- _Problem_
Extract each line of the records below that contains the word "Asia".

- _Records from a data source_
>>>>>
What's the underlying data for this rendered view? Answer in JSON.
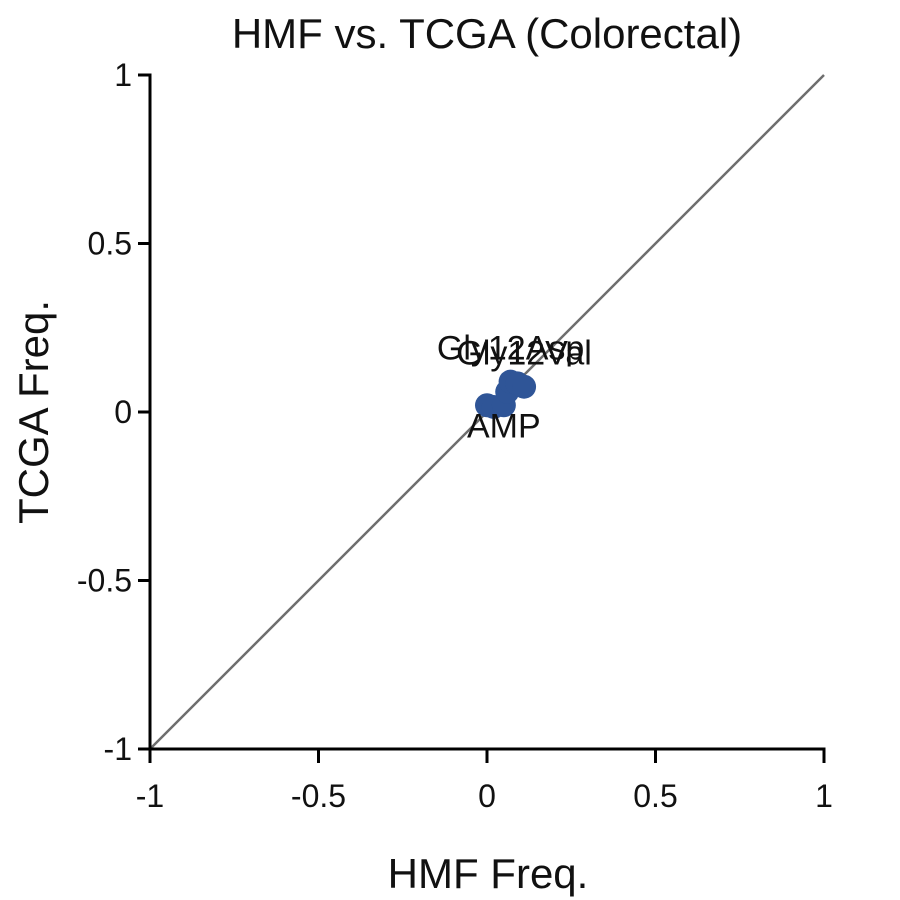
{
  "chart_data": {
    "type": "scatter",
    "title": "HMF vs. TCGA (Colorectal)",
    "xlabel": "HMF Freq.",
    "ylabel": "TCGA Freq.",
    "xlim": [
      -1,
      1
    ],
    "ylim": [
      -1,
      1
    ],
    "xticks": [
      "-1",
      "-0.5",
      "0",
      "0.5",
      "1"
    ],
    "yticks": [
      "1",
      "0.5",
      "0",
      "-0.5",
      "-1"
    ],
    "grid": false,
    "reference_line": "y = x",
    "point_color": "#2f5597",
    "line_color": "#6e6e6e",
    "points": [
      {
        "x": 0.0,
        "y": 0.02,
        "label": ""
      },
      {
        "x": 0.02,
        "y": 0.015,
        "label": ""
      },
      {
        "x": 0.05,
        "y": 0.02,
        "label": "AMP"
      },
      {
        "x": 0.06,
        "y": 0.06,
        "label": ""
      },
      {
        "x": 0.07,
        "y": 0.09,
        "label": "Gly12Asp"
      },
      {
        "x": 0.09,
        "y": 0.085,
        "label": ""
      },
      {
        "x": 0.11,
        "y": 0.075,
        "label": "Gly12Val"
      }
    ]
  }
}
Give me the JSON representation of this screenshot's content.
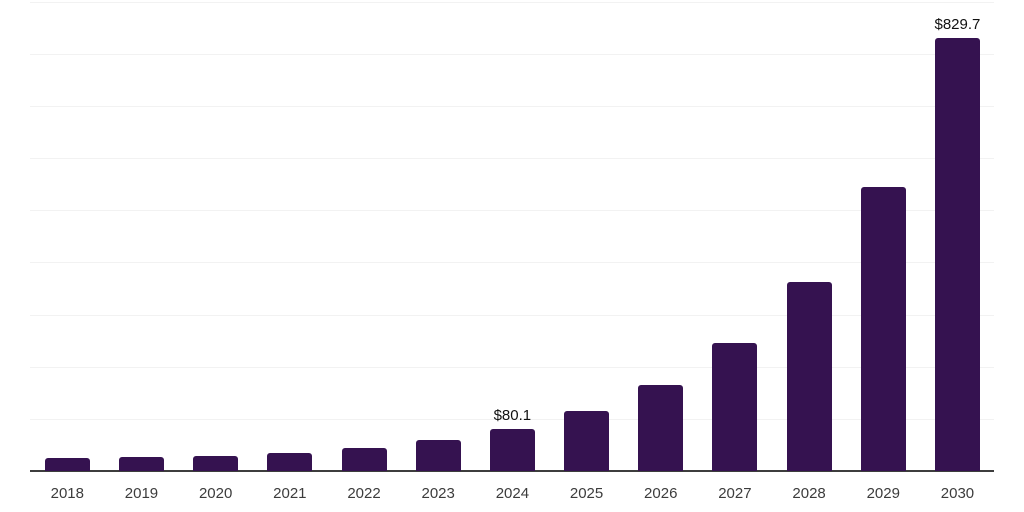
{
  "chart": {
    "background_color": "#ffffff",
    "bar_color": "#351250",
    "axis_line_color": "#3d3d3d",
    "gridline_color": "#f2f2f2",
    "tick_label_color": "#3c3c3c",
    "data_label_color": "#111111"
  },
  "chart_data": {
    "type": "bar",
    "categories": [
      "2018",
      "2019",
      "2020",
      "2021",
      "2022",
      "2023",
      "2024",
      "2025",
      "2026",
      "2027",
      "2028",
      "2029",
      "2030"
    ],
    "values": [
      25,
      27,
      28,
      35,
      45,
      59,
      80.1,
      115,
      165,
      246,
      362,
      544,
      829.7
    ],
    "data_labels": [
      {
        "category": "2024",
        "text": "$80.1"
      },
      {
        "category": "2030",
        "text": "$829.7"
      }
    ],
    "title": "",
    "xlabel": "",
    "ylabel": "",
    "ylim": [
      0,
      900
    ],
    "gridline_step": 100,
    "grid": "horizontal",
    "y_tick_labels_visible": false,
    "legend": "none"
  }
}
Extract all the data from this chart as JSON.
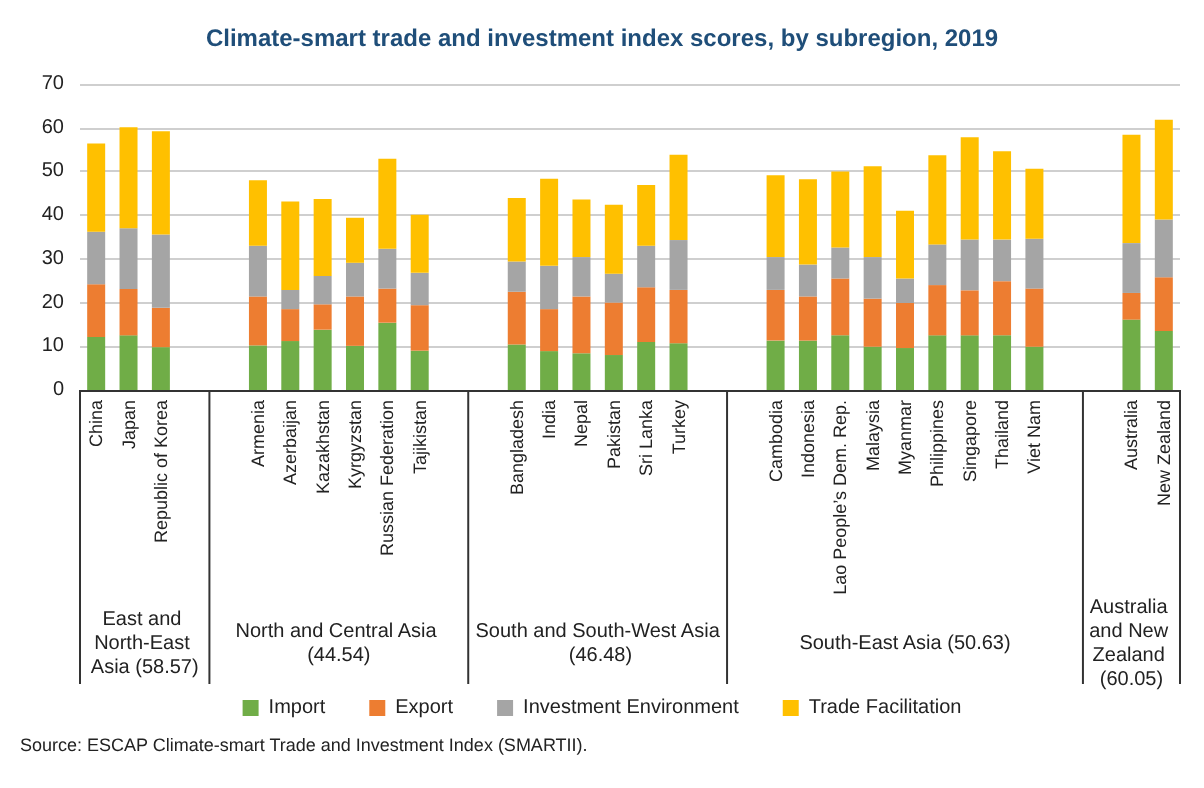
{
  "chart_data": {
    "type": "bar",
    "stacked": true,
    "title": "Climate-smart trade and investment index scores, by subregion, 2019",
    "categories": [
      "China",
      "Japan",
      "Republic of Korea",
      null,
      null,
      "Armenia",
      "Azerbaijan",
      "Kazakhstan",
      "Kyrgyzstan",
      "Russian Federation",
      "Tajikistan",
      null,
      null,
      "Bangladesh",
      "India",
      "Nepal",
      "Pakistan",
      "Sri Lanka",
      "Turkey",
      null,
      null,
      "Cambodia",
      "Indonesia",
      "Lao People’s Dem. Rep.",
      "Malaysia",
      "Myanmar",
      "Philippines",
      "Singapore",
      "Thailand",
      "Viet Nam",
      null,
      null,
      "Australia",
      "New Zealand"
    ],
    "series": [
      {
        "name": "Import",
        "color": "#70ad47",
        "values": [
          12.1,
          12.5,
          9.8,
          null,
          null,
          10.2,
          11.2,
          13.8,
          10.1,
          15.4,
          9.0,
          null,
          null,
          10.4,
          8.9,
          8.4,
          8.0,
          11.0,
          10.7,
          null,
          null,
          11.3,
          11.3,
          12.5,
          9.9,
          9.6,
          12.5,
          12.5,
          12.5,
          9.9,
          null,
          null,
          16.1,
          13.5
        ]
      },
      {
        "name": "Export",
        "color": "#ed7d31",
        "values": [
          12.1,
          10.6,
          9.0,
          null,
          null,
          11.2,
          7.3,
          5.8,
          11.3,
          7.8,
          10.4,
          null,
          null,
          12.1,
          9.6,
          13.0,
          12.0,
          12.5,
          12.2,
          null,
          null,
          11.6,
          10.1,
          13.0,
          11.0,
          10.3,
          11.5,
          10.3,
          12.4,
          13.3,
          null,
          null,
          6.1,
          12.3
        ]
      },
      {
        "name": "Investment Environment",
        "color": "#a5a5a5",
        "values": [
          12.0,
          13.9,
          16.8,
          null,
          null,
          11.6,
          4.4,
          6.5,
          7.7,
          9.1,
          7.4,
          null,
          null,
          6.9,
          9.9,
          9.0,
          6.6,
          9.5,
          11.4,
          null,
          null,
          7.5,
          7.3,
          7.1,
          9.5,
          5.6,
          9.3,
          11.6,
          9.5,
          11.4,
          null,
          null,
          11.4,
          13.2
        ]
      },
      {
        "name": "Trade Facilitation",
        "color": "#ffc000",
        "values": [
          20.2,
          23.1,
          23.6,
          null,
          null,
          15.0,
          20.2,
          17.6,
          10.3,
          20.6,
          13.3,
          null,
          null,
          14.5,
          19.9,
          13.2,
          15.8,
          13.9,
          19.5,
          null,
          null,
          18.7,
          19.5,
          17.4,
          20.8,
          15.5,
          20.4,
          23.4,
          20.2,
          16.0,
          null,
          null,
          24.8,
          22.8
        ]
      }
    ],
    "ylim": [
      0,
      70
    ],
    "yticks": [
      0,
      10,
      20,
      30,
      40,
      50,
      60,
      70
    ],
    "grid": "y",
    "legend": "bottom",
    "annotations": [
      "East and North-East Asia (58.57)",
      "North and Central Asia (44.54)",
      "South and South-West Asia (46.48)",
      "South-East Asia (50.63)",
      "Australia and New Zealand (60.05)",
      "Source: ESCAP Climate-smart Trade and Investment Index (SMARTII)."
    ]
  }
}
<<<<<
- _Task answer_
      "East and North-East Asia (58.57)",
      "North and Central Asia (44.54)",
      "South and South-West Asia (46.48)",
      "South-East Asia (50.63)",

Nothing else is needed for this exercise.